# [REQUIREMENT]
The material below should be written out in full and exactly; pictures stay out of the copy.

^^^^

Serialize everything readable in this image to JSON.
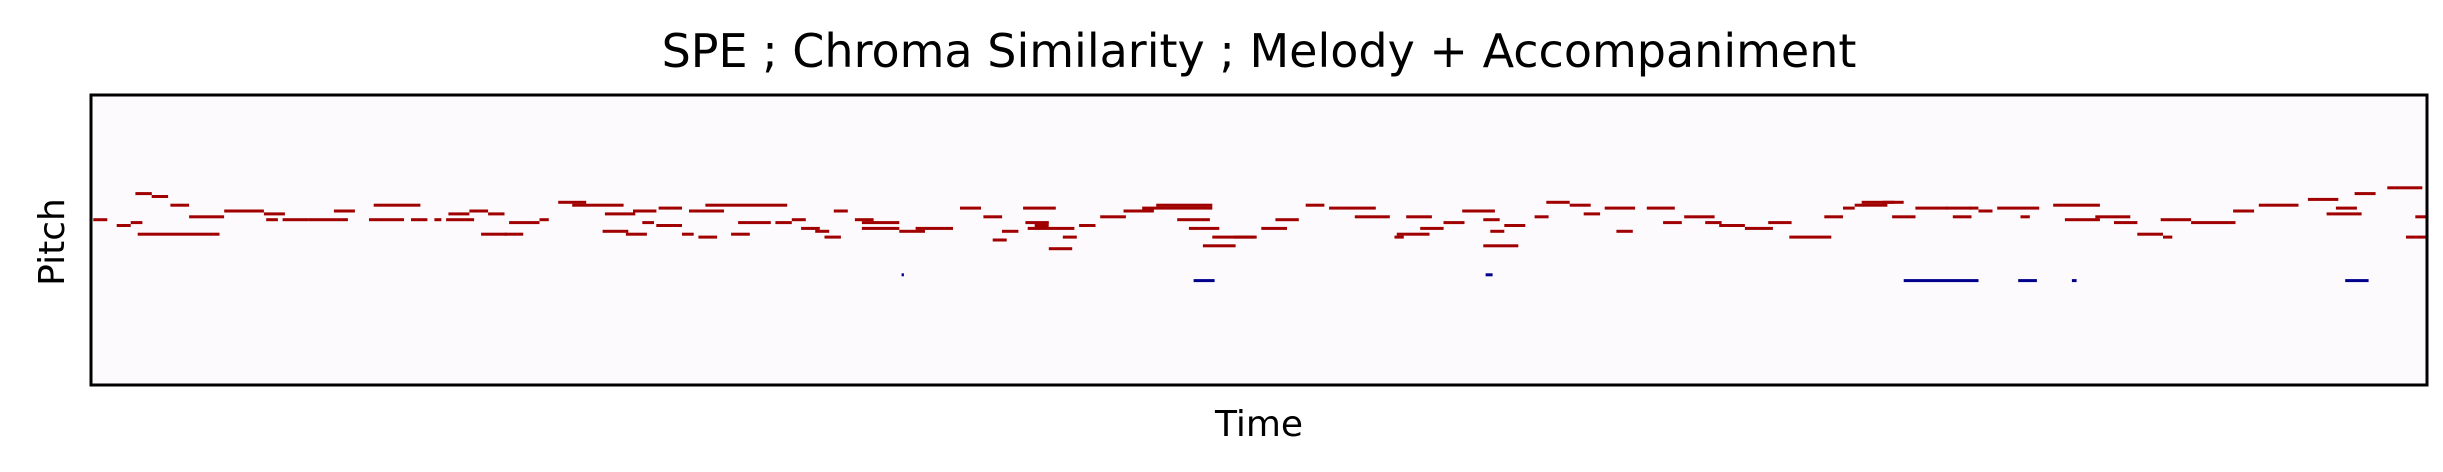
{
  "chart_data": {
    "type": "piano-roll",
    "title": "SPE ; Chroma Similarity ; Melody + Accompaniment",
    "xlabel": "Time",
    "ylabel": "Pitch",
    "x_ticks": "none",
    "y_ticks": "none",
    "grid": false,
    "background_color": "#fdfafd",
    "xlim": [
      0,
      1000
    ],
    "ylim": [
      0,
      100
    ],
    "series": [
      {
        "role": "melody",
        "color": "#a00000",
        "notes": [
          [
            1,
            7,
            57
          ],
          [
            11,
            17,
            55
          ],
          [
            17,
            22,
            56
          ],
          [
            20,
            55,
            52
          ],
          [
            19,
            26,
            66
          ],
          [
            26,
            33,
            65
          ],
          [
            34,
            42,
            62
          ],
          [
            42,
            57,
            58
          ],
          [
            57,
            74,
            60
          ],
          [
            74,
            83,
            59
          ],
          [
            75,
            80,
            57
          ],
          [
            82,
            93,
            57
          ],
          [
            93,
            110,
            57
          ],
          [
            104,
            113,
            60
          ],
          [
            121,
            141,
            62
          ],
          [
            119,
            134,
            57
          ],
          [
            137,
            144,
            57
          ],
          [
            147,
            150,
            57
          ],
          [
            152,
            164,
            57
          ],
          [
            153,
            162,
            59
          ],
          [
            162,
            170,
            60
          ],
          [
            170,
            177,
            59
          ],
          [
            167,
            178,
            52
          ],
          [
            177,
            185,
            52
          ],
          [
            179,
            192,
            56
          ],
          [
            192,
            196,
            57
          ],
          [
            200,
            212,
            63
          ],
          [
            206,
            228,
            62
          ],
          [
            219,
            230,
            53
          ],
          [
            220,
            233,
            59
          ],
          [
            232,
            242,
            60
          ],
          [
            229,
            238,
            52
          ],
          [
            236,
            241,
            56
          ],
          [
            243,
            253,
            61
          ],
          [
            242,
            253,
            55
          ],
          [
            253,
            258,
            52
          ],
          [
            256,
            271,
            60
          ],
          [
            263,
            298,
            62
          ],
          [
            260,
            268,
            51
          ],
          [
            274,
            282,
            52
          ],
          [
            293,
            300,
            56
          ],
          [
            277,
            291,
            56
          ],
          [
            300,
            306,
            57
          ],
          [
            304,
            312,
            54
          ],
          [
            310,
            316,
            53
          ],
          [
            314,
            321,
            51
          ],
          [
            318,
            324,
            60
          ],
          [
            327,
            335,
            57
          ],
          [
            330,
            346,
            56
          ],
          [
            330,
            346,
            54
          ],
          [
            346,
            357,
            53
          ],
          [
            353,
            369,
            54
          ],
          [
            372,
            381,
            61
          ],
          [
            382,
            390,
            58
          ],
          [
            386,
            392,
            50
          ],
          [
            390,
            397,
            53
          ],
          [
            399,
            413,
            61
          ],
          [
            400,
            410,
            56
          ],
          [
            404,
            410,
            55
          ],
          [
            401,
            421,
            54
          ],
          [
            416,
            422,
            51
          ],
          [
            410,
            420,
            47
          ],
          [
            423,
            430,
            55
          ],
          [
            432,
            443,
            58
          ],
          [
            442,
            455,
            60
          ],
          [
            450,
            480,
            61
          ],
          [
            456,
            480,
            62
          ],
          [
            465,
            479,
            57
          ],
          [
            470,
            483,
            54
          ],
          [
            480,
            498,
            51
          ],
          [
            476,
            490,
            48
          ],
          [
            489,
            499,
            51
          ],
          [
            501,
            512,
            54
          ],
          [
            507,
            517,
            57
          ],
          [
            520,
            528,
            62
          ],
          [
            530,
            550,
            61
          ],
          [
            541,
            556,
            58
          ],
          [
            558,
            562,
            51
          ],
          [
            559,
            573,
            52
          ],
          [
            563,
            574,
            58
          ],
          [
            569,
            579,
            54
          ],
          [
            579,
            588,
            56
          ],
          [
            587,
            601,
            60
          ],
          [
            596,
            603,
            57
          ],
          [
            605,
            614,
            55
          ],
          [
            599,
            605,
            53
          ],
          [
            596,
            611,
            48
          ],
          [
            618,
            624,
            58
          ],
          [
            623,
            633,
            63
          ],
          [
            633,
            642,
            62
          ],
          [
            639,
            646,
            59
          ],
          [
            648,
            661,
            61
          ],
          [
            653,
            660,
            53
          ],
          [
            666,
            678,
            61
          ],
          [
            673,
            681,
            56
          ],
          [
            682,
            695,
            58
          ],
          [
            691,
            698,
            56
          ],
          [
            697,
            708,
            55
          ],
          [
            708,
            720,
            54
          ],
          [
            718,
            728,
            56
          ],
          [
            727,
            745,
            51
          ],
          [
            742,
            750,
            58
          ],
          [
            750,
            755,
            61
          ],
          [
            755,
            769,
            62
          ],
          [
            758,
            772,
            63
          ],
          [
            767,
            776,
            63
          ],
          [
            771,
            781,
            58
          ],
          [
            781,
            795,
            61
          ],
          [
            794,
            805,
            61
          ],
          [
            797,
            805,
            58
          ],
          [
            804,
            808,
            61
          ],
          [
            808,
            814,
            60
          ],
          [
            816,
            834,
            61
          ],
          [
            826,
            830,
            58
          ],
          [
            840,
            860,
            62
          ],
          [
            845,
            860,
            57
          ],
          [
            858,
            873,
            58
          ],
          [
            866,
            876,
            56
          ],
          [
            876,
            887,
            52
          ],
          [
            887,
            891,
            51
          ],
          [
            886,
            899,
            57
          ],
          [
            899,
            918,
            56
          ],
          [
            917,
            926,
            60
          ],
          [
            928,
            945,
            62
          ],
          [
            949,
            962,
            64
          ],
          [
            957,
            972,
            59
          ],
          [
            961,
            970,
            61
          ],
          [
            969,
            978,
            66
          ],
          [
            983,
            998,
            68
          ],
          [
            991,
            1000,
            51
          ],
          [
            995,
            1010,
            58
          ]
        ]
      },
      {
        "role": "accompaniment",
        "color": "#00008b",
        "notes": [
          [
            347,
            348,
            38
          ],
          [
            472,
            481,
            36
          ],
          [
            597,
            600,
            38
          ],
          [
            776,
            808,
            36
          ],
          [
            825,
            833,
            36
          ],
          [
            848,
            850,
            36
          ],
          [
            965,
            975,
            36
          ]
        ]
      }
    ]
  }
}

^^^^

# [SOLUTION TO THE PROBLEM]
Serialize everything readable in this image to JSON.
{
  "chart_data": {
    "type": "piano-roll",
    "title": "SPE ; Chroma Similarity ; Melody + Accompaniment",
    "xlabel": "Time",
    "ylabel": "Pitch",
    "x_ticks": "none",
    "y_ticks": "none",
    "grid": false,
    "background_color": "#fdfafd",
    "xlim": [
      0,
      1000
    ],
    "ylim": [
      0,
      100
    ],
    "series": [
      {
        "role": "melody",
        "color": "#a00000",
        "notes": [
          [
            1,
            7,
            57
          ],
          [
            11,
            17,
            55
          ],
          [
            17,
            22,
            56
          ],
          [
            20,
            55,
            52
          ],
          [
            19,
            26,
            66
          ],
          [
            26,
            33,
            65
          ],
          [
            34,
            42,
            62
          ],
          [
            42,
            57,
            58
          ],
          [
            57,
            74,
            60
          ],
          [
            74,
            83,
            59
          ],
          [
            75,
            80,
            57
          ],
          [
            82,
            93,
            57
          ],
          [
            93,
            110,
            57
          ],
          [
            104,
            113,
            60
          ],
          [
            121,
            141,
            62
          ],
          [
            119,
            134,
            57
          ],
          [
            137,
            144,
            57
          ],
          [
            147,
            150,
            57
          ],
          [
            152,
            164,
            57
          ],
          [
            153,
            162,
            59
          ],
          [
            162,
            170,
            60
          ],
          [
            170,
            177,
            59
          ],
          [
            167,
            178,
            52
          ],
          [
            177,
            185,
            52
          ],
          [
            179,
            192,
            56
          ],
          [
            192,
            196,
            57
          ],
          [
            200,
            212,
            63
          ],
          [
            206,
            228,
            62
          ],
          [
            219,
            230,
            53
          ],
          [
            220,
            233,
            59
          ],
          [
            232,
            242,
            60
          ],
          [
            229,
            238,
            52
          ],
          [
            236,
            241,
            56
          ],
          [
            243,
            253,
            61
          ],
          [
            242,
            253,
            55
          ],
          [
            253,
            258,
            52
          ],
          [
            256,
            271,
            60
          ],
          [
            263,
            298,
            62
          ],
          [
            260,
            268,
            51
          ],
          [
            274,
            282,
            52
          ],
          [
            293,
            300,
            56
          ],
          [
            277,
            291,
            56
          ],
          [
            300,
            306,
            57
          ],
          [
            304,
            312,
            54
          ],
          [
            310,
            316,
            53
          ],
          [
            314,
            321,
            51
          ],
          [
            318,
            324,
            60
          ],
          [
            327,
            335,
            57
          ],
          [
            330,
            346,
            56
          ],
          [
            330,
            346,
            54
          ],
          [
            346,
            357,
            53
          ],
          [
            353,
            369,
            54
          ],
          [
            372,
            381,
            61
          ],
          [
            382,
            390,
            58
          ],
          [
            386,
            392,
            50
          ],
          [
            390,
            397,
            53
          ],
          [
            399,
            413,
            61
          ],
          [
            400,
            410,
            56
          ],
          [
            404,
            410,
            55
          ],
          [
            401,
            421,
            54
          ],
          [
            416,
            422,
            51
          ],
          [
            410,
            420,
            47
          ],
          [
            423,
            430,
            55
          ],
          [
            432,
            443,
            58
          ],
          [
            442,
            455,
            60
          ],
          [
            450,
            480,
            61
          ],
          [
            456,
            480,
            62
          ],
          [
            465,
            479,
            57
          ],
          [
            470,
            483,
            54
          ],
          [
            480,
            498,
            51
          ],
          [
            476,
            490,
            48
          ],
          [
            489,
            499,
            51
          ],
          [
            501,
            512,
            54
          ],
          [
            507,
            517,
            57
          ],
          [
            520,
            528,
            62
          ],
          [
            530,
            550,
            61
          ],
          [
            541,
            556,
            58
          ],
          [
            558,
            562,
            51
          ],
          [
            559,
            573,
            52
          ],
          [
            563,
            574,
            58
          ],
          [
            569,
            579,
            54
          ],
          [
            579,
            588,
            56
          ],
          [
            587,
            601,
            60
          ],
          [
            596,
            603,
            57
          ],
          [
            605,
            614,
            55
          ],
          [
            599,
            605,
            53
          ],
          [
            596,
            611,
            48
          ],
          [
            618,
            624,
            58
          ],
          [
            623,
            633,
            63
          ],
          [
            633,
            642,
            62
          ],
          [
            639,
            646,
            59
          ],
          [
            648,
            661,
            61
          ],
          [
            653,
            660,
            53
          ],
          [
            666,
            678,
            61
          ],
          [
            673,
            681,
            56
          ],
          [
            682,
            695,
            58
          ],
          [
            691,
            698,
            56
          ],
          [
            697,
            708,
            55
          ],
          [
            708,
            720,
            54
          ],
          [
            718,
            728,
            56
          ],
          [
            727,
            745,
            51
          ],
          [
            742,
            750,
            58
          ],
          [
            750,
            755,
            61
          ],
          [
            755,
            769,
            62
          ],
          [
            758,
            772,
            63
          ],
          [
            767,
            776,
            63
          ],
          [
            771,
            781,
            58
          ],
          [
            781,
            795,
            61
          ],
          [
            794,
            805,
            61
          ],
          [
            797,
            805,
            58
          ],
          [
            804,
            808,
            61
          ],
          [
            808,
            814,
            60
          ],
          [
            816,
            834,
            61
          ],
          [
            826,
            830,
            58
          ],
          [
            840,
            860,
            62
          ],
          [
            845,
            860,
            57
          ],
          [
            858,
            873,
            58
          ],
          [
            866,
            876,
            56
          ],
          [
            876,
            887,
            52
          ],
          [
            887,
            891,
            51
          ],
          [
            886,
            899,
            57
          ],
          [
            899,
            918,
            56
          ],
          [
            917,
            926,
            60
          ],
          [
            928,
            945,
            62
          ],
          [
            949,
            962,
            64
          ],
          [
            957,
            972,
            59
          ],
          [
            961,
            970,
            61
          ],
          [
            969,
            978,
            66
          ],
          [
            983,
            998,
            68
          ],
          [
            991,
            1000,
            51
          ],
          [
            995,
            1010,
            58
          ]
        ]
      },
      {
        "role": "accompaniment",
        "color": "#00008b",
        "notes": [
          [
            347,
            348,
            38
          ],
          [
            472,
            481,
            36
          ],
          [
            597,
            600,
            38
          ],
          [
            776,
            808,
            36
          ],
          [
            825,
            833,
            36
          ],
          [
            848,
            850,
            36
          ],
          [
            965,
            975,
            36
          ]
        ]
      }
    ]
  }
}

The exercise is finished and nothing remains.